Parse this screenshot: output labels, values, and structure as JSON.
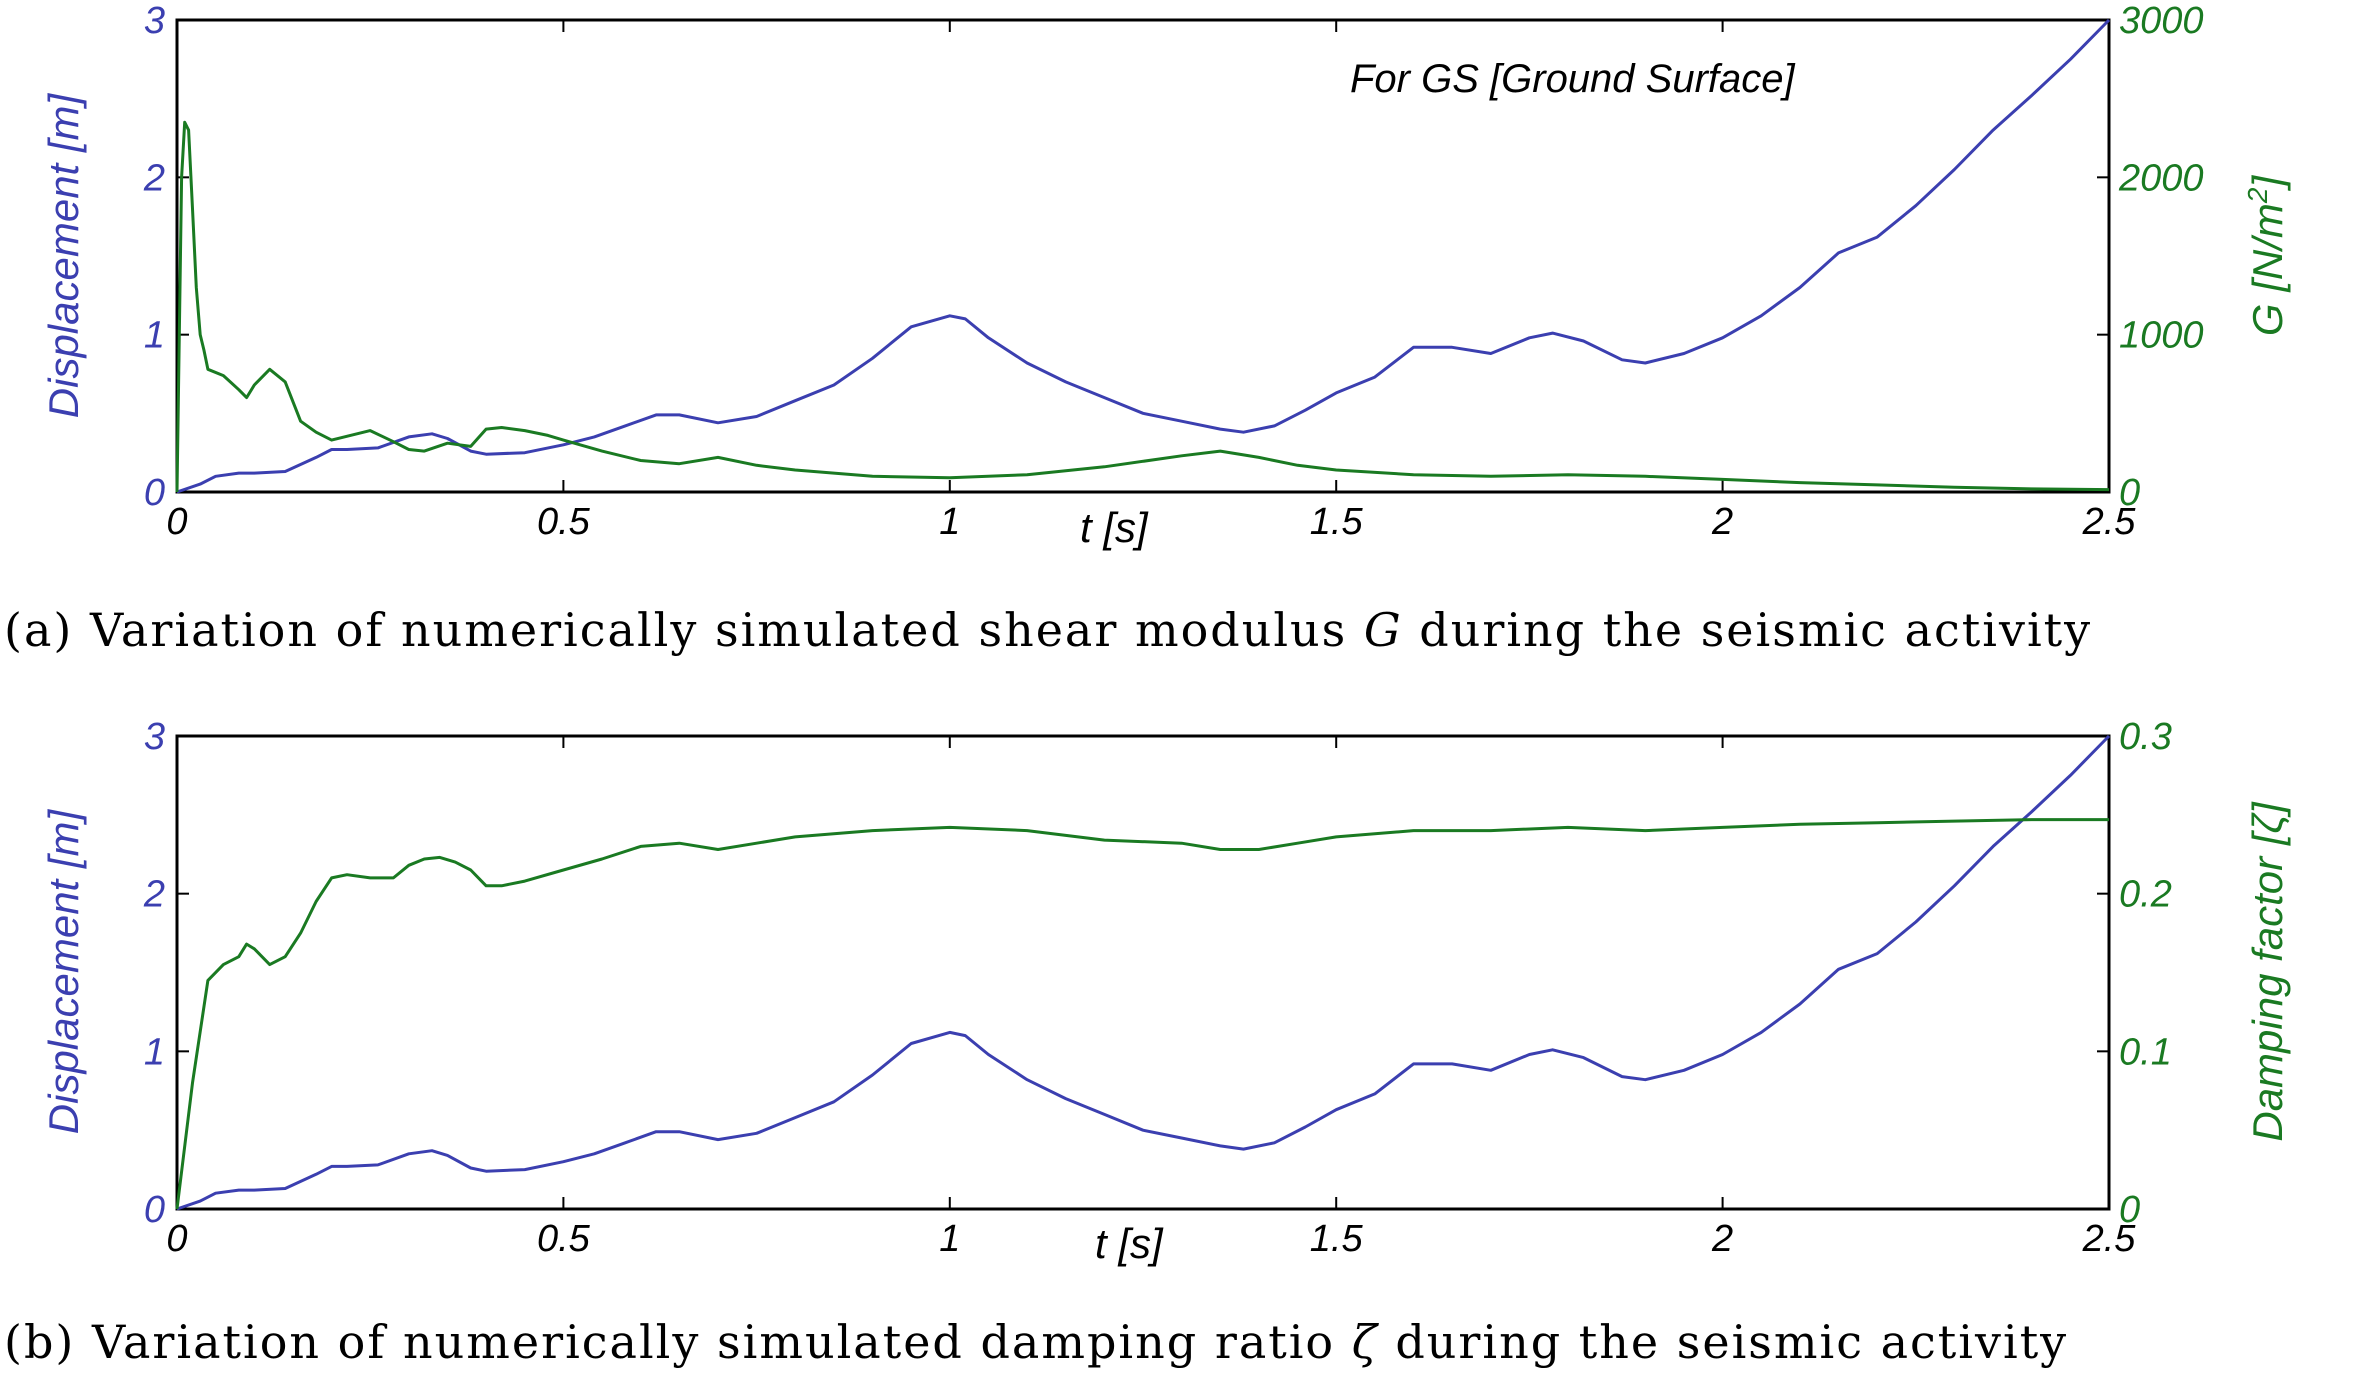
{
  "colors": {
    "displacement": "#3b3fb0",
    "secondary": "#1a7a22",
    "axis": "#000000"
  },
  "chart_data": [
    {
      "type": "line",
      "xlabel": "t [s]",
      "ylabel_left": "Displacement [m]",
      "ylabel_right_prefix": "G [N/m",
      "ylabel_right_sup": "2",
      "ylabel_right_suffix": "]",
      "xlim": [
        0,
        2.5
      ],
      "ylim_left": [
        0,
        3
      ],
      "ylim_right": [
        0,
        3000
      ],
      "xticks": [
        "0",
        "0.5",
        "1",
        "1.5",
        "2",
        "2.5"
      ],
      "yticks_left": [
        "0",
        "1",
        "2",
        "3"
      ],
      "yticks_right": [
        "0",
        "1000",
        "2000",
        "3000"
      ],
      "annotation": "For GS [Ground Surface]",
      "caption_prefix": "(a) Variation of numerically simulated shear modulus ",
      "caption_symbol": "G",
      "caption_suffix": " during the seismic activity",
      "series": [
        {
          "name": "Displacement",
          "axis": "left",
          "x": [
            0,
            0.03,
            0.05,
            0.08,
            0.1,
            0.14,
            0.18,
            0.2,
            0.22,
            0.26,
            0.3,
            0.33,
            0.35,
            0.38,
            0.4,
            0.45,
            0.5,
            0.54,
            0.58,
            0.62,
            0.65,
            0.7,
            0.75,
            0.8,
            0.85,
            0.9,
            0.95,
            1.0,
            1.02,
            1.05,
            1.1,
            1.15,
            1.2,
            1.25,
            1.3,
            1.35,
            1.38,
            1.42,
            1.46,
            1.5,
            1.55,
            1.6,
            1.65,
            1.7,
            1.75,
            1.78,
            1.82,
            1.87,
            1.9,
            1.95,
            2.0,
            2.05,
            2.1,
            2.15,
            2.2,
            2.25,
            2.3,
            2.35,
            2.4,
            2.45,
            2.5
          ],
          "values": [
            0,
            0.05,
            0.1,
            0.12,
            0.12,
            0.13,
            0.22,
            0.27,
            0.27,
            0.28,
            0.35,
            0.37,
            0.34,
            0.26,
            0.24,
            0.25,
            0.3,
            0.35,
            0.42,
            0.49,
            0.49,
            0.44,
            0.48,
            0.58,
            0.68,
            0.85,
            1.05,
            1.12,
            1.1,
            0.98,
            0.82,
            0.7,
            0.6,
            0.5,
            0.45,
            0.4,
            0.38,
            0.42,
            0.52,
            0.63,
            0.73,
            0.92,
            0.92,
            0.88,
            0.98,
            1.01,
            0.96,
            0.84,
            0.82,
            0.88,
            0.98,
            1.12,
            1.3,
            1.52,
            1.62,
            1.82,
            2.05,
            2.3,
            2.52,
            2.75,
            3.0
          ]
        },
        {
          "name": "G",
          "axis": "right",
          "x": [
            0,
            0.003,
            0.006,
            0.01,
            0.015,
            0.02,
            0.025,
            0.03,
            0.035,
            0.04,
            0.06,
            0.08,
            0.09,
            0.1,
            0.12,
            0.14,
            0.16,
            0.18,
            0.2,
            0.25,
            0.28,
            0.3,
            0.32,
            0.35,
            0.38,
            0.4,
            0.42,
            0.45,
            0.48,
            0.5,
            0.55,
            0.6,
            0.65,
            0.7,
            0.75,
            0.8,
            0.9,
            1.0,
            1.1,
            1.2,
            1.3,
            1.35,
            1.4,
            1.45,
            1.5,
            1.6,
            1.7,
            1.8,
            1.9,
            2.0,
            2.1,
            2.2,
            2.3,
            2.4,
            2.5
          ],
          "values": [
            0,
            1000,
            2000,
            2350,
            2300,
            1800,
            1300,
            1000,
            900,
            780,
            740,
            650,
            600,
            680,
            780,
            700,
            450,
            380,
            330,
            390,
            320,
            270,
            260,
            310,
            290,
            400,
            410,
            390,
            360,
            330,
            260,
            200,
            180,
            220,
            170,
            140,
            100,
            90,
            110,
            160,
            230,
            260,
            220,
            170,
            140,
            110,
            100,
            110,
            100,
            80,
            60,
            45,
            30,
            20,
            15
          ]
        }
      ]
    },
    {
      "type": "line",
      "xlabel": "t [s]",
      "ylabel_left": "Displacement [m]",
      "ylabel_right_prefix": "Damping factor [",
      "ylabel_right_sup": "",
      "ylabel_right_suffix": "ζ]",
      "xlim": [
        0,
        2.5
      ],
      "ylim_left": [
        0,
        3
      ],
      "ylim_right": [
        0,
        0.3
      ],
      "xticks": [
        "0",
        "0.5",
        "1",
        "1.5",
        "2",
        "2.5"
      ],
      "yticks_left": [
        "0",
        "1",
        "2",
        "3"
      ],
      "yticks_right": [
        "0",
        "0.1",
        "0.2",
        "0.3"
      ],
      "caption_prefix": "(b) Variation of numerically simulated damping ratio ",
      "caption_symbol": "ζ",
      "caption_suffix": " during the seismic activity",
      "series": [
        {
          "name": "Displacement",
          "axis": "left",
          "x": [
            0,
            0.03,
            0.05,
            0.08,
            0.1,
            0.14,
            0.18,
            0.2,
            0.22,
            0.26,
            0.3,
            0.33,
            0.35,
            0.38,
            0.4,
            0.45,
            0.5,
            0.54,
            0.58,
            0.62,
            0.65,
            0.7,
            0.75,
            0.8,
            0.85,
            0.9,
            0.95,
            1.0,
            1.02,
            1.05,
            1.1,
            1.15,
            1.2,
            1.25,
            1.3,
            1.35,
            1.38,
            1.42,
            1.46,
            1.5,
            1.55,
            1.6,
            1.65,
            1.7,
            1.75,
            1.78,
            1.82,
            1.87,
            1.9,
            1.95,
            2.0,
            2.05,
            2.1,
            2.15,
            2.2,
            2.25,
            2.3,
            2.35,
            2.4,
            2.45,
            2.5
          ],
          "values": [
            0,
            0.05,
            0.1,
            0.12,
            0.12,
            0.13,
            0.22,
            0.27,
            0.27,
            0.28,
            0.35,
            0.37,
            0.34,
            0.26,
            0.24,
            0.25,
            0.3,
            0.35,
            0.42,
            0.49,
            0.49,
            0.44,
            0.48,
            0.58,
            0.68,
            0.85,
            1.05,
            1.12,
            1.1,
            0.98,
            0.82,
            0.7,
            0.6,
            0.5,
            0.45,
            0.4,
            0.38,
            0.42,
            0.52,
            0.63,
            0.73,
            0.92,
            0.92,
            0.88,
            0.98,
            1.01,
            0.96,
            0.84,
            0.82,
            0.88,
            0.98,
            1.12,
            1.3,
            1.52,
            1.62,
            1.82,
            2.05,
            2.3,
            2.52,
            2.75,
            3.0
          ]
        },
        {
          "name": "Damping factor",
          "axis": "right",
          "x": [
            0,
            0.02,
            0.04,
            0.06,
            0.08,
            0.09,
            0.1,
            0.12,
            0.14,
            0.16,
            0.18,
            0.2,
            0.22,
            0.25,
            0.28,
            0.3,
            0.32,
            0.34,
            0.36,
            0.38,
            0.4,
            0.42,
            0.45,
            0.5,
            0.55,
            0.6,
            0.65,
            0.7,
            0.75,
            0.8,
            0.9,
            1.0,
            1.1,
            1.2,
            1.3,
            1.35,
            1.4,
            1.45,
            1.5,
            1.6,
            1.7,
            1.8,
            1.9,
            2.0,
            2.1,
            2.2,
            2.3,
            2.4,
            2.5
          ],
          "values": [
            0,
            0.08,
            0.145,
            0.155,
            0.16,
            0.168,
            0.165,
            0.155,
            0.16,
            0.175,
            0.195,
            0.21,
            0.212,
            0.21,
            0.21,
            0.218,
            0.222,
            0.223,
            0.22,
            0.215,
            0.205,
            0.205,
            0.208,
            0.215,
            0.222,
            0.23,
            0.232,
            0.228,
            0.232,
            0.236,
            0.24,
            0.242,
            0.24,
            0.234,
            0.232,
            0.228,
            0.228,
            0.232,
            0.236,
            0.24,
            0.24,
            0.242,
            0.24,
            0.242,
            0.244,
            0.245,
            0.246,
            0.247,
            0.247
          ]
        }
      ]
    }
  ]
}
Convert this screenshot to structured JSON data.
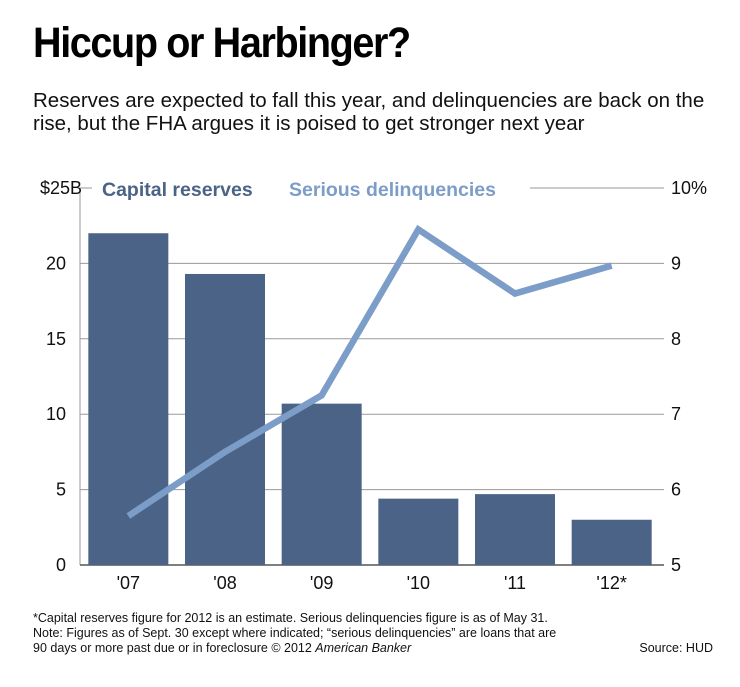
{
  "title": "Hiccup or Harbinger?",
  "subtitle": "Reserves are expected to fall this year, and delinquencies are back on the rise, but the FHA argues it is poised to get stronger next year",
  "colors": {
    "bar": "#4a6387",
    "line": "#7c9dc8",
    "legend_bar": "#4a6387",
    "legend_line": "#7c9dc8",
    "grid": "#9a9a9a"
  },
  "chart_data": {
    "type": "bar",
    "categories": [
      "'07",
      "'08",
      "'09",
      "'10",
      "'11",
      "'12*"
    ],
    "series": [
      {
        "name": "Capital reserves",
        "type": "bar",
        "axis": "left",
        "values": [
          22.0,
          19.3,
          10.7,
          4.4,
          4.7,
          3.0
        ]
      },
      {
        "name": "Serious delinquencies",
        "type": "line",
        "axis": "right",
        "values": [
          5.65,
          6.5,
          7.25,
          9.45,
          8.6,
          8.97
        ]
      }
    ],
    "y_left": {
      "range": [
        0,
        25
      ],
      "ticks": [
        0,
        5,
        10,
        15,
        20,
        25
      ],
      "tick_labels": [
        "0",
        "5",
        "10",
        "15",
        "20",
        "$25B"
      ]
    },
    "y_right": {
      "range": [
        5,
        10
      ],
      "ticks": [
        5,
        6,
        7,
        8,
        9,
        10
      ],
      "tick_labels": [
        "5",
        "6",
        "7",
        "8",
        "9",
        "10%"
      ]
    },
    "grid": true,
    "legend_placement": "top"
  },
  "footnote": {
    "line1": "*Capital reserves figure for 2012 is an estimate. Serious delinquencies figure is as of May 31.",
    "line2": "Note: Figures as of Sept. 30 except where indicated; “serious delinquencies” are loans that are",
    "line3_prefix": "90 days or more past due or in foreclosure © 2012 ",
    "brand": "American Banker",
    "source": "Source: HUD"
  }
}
-- -- --
AIM OF THE EXERCISE ▸
Determine how many lines in the records contain "numerically", and reply with the number only.

RESPONSE ▸
2